Tally every line of the listing where the string "thumbnail" is found, and state the total alone.

■ **PROVIDED MATERIAL**
========================================================================

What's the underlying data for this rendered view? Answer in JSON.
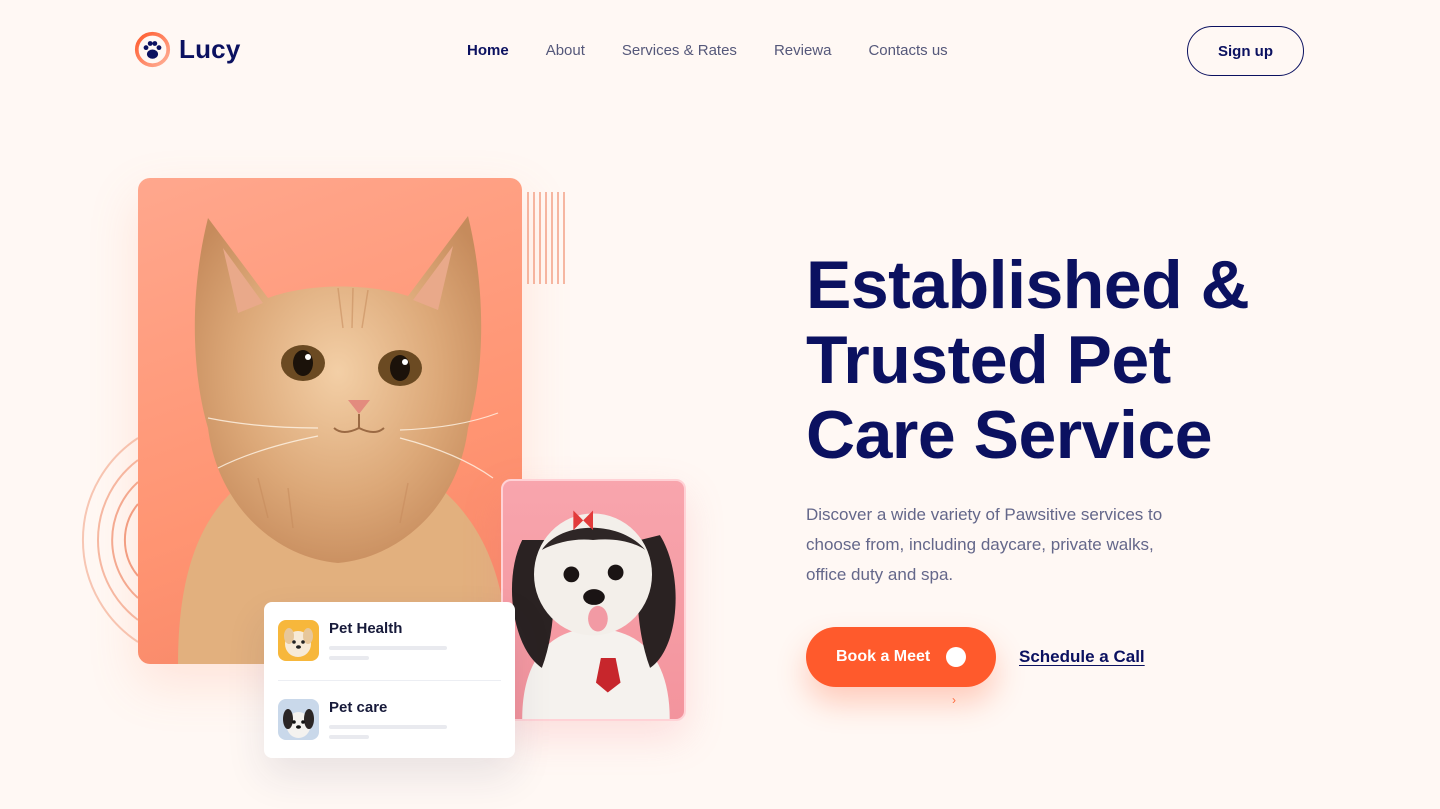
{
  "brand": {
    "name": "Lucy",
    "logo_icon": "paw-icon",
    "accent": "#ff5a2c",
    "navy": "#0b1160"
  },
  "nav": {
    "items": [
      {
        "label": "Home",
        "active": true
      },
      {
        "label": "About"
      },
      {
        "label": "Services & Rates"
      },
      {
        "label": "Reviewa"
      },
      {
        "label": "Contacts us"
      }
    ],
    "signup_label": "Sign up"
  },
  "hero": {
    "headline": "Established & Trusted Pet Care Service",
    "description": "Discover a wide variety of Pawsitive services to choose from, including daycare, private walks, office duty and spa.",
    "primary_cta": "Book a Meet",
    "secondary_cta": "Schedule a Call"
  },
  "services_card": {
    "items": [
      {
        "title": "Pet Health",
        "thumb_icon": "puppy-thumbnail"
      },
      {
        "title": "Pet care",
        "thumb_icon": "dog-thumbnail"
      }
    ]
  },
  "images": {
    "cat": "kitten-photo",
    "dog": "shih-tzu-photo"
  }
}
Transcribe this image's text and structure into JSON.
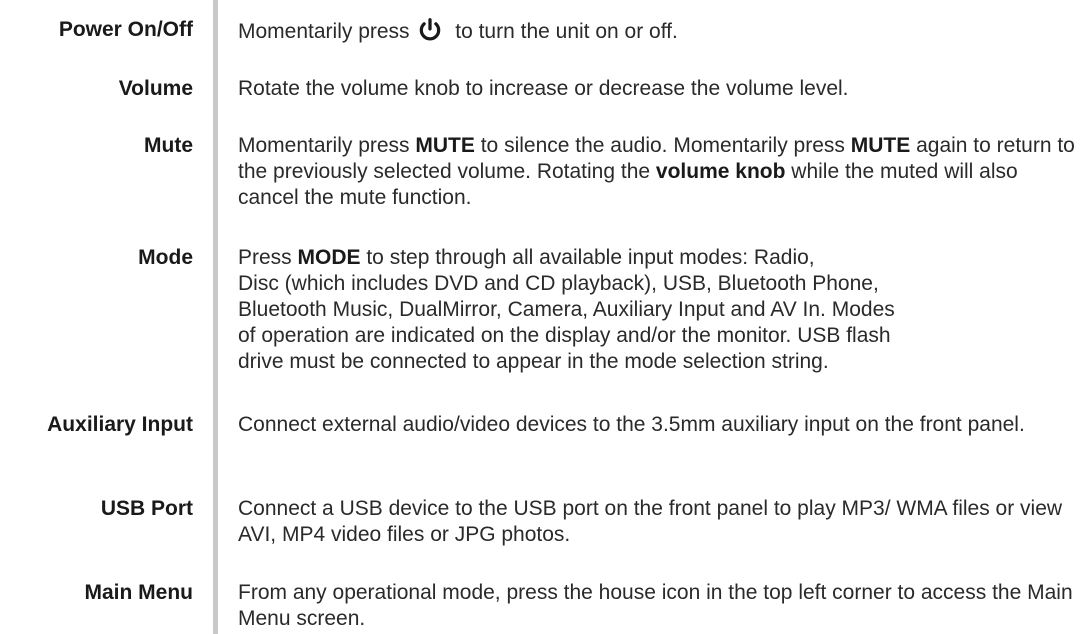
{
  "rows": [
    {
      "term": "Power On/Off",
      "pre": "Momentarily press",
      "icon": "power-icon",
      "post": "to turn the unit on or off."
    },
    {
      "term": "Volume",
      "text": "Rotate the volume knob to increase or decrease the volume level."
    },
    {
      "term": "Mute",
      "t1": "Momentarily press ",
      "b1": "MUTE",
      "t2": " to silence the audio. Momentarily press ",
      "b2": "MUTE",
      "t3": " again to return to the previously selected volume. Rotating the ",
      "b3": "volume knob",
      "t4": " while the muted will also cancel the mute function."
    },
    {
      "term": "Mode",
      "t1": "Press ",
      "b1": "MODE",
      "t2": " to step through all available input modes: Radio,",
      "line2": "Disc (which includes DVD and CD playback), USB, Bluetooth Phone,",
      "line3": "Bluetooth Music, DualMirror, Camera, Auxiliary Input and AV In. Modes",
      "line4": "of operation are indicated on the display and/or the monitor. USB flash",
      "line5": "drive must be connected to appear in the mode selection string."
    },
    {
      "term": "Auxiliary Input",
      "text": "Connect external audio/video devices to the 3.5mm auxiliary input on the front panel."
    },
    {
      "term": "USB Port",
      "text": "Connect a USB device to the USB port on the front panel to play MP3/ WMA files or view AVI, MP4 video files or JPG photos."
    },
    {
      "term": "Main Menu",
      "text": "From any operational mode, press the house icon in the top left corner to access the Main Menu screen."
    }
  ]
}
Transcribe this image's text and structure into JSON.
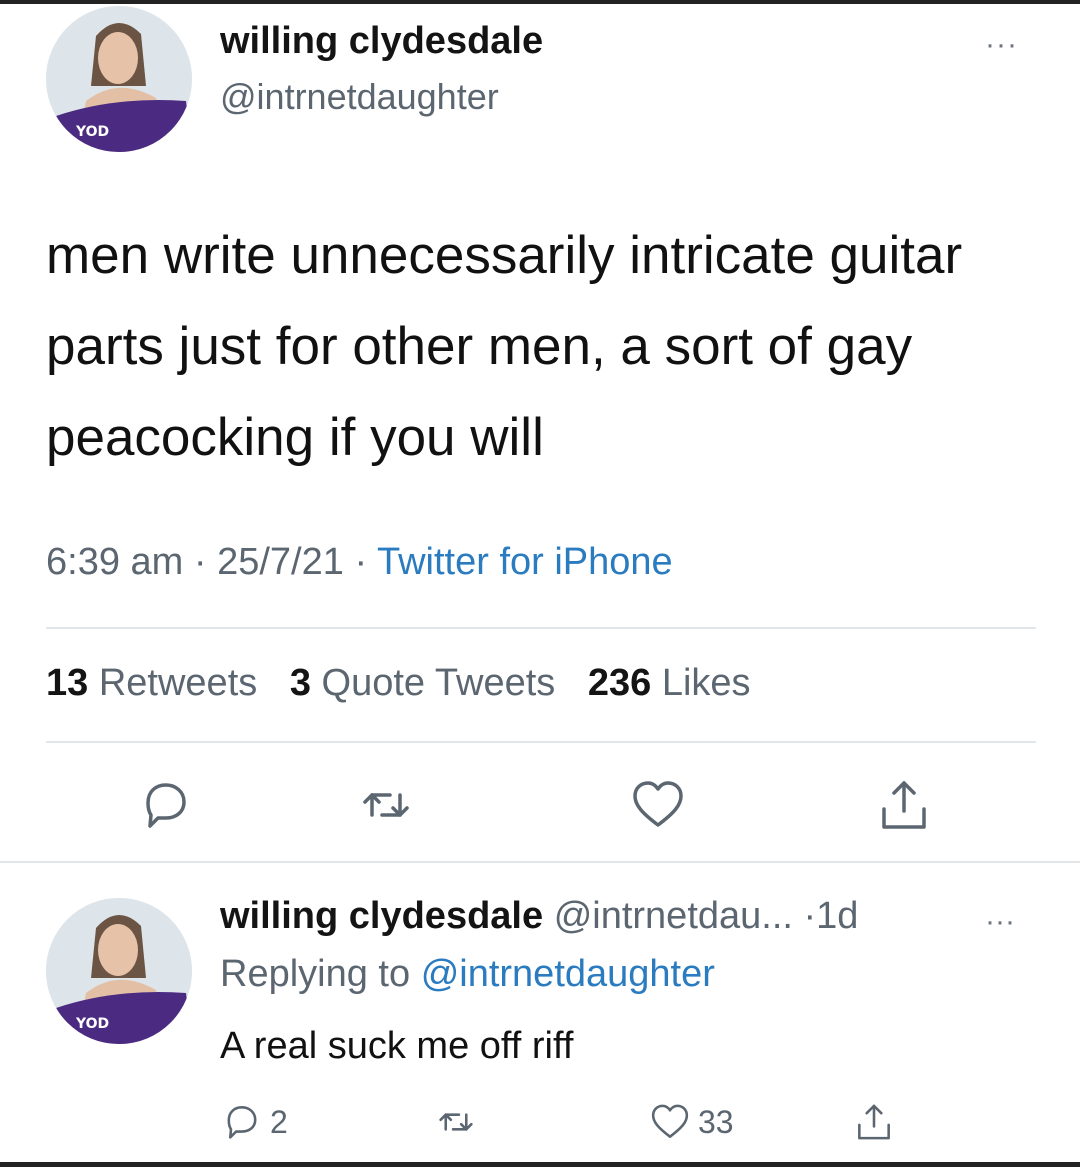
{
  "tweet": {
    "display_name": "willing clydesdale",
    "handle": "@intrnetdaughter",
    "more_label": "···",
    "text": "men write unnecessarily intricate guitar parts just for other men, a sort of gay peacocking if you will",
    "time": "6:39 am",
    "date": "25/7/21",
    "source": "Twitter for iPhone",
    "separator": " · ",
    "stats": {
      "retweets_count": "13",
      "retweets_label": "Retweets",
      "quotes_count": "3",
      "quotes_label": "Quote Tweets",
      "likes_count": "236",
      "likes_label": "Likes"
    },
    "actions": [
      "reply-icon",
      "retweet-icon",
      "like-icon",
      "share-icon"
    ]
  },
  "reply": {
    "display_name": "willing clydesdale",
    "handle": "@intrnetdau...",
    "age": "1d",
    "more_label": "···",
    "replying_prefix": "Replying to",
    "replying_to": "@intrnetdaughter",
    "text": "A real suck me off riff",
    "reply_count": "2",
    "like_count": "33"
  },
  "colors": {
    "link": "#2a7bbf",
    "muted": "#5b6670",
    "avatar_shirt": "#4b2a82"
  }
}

========================================================================

■ **EXERCISE RESPONSE**
2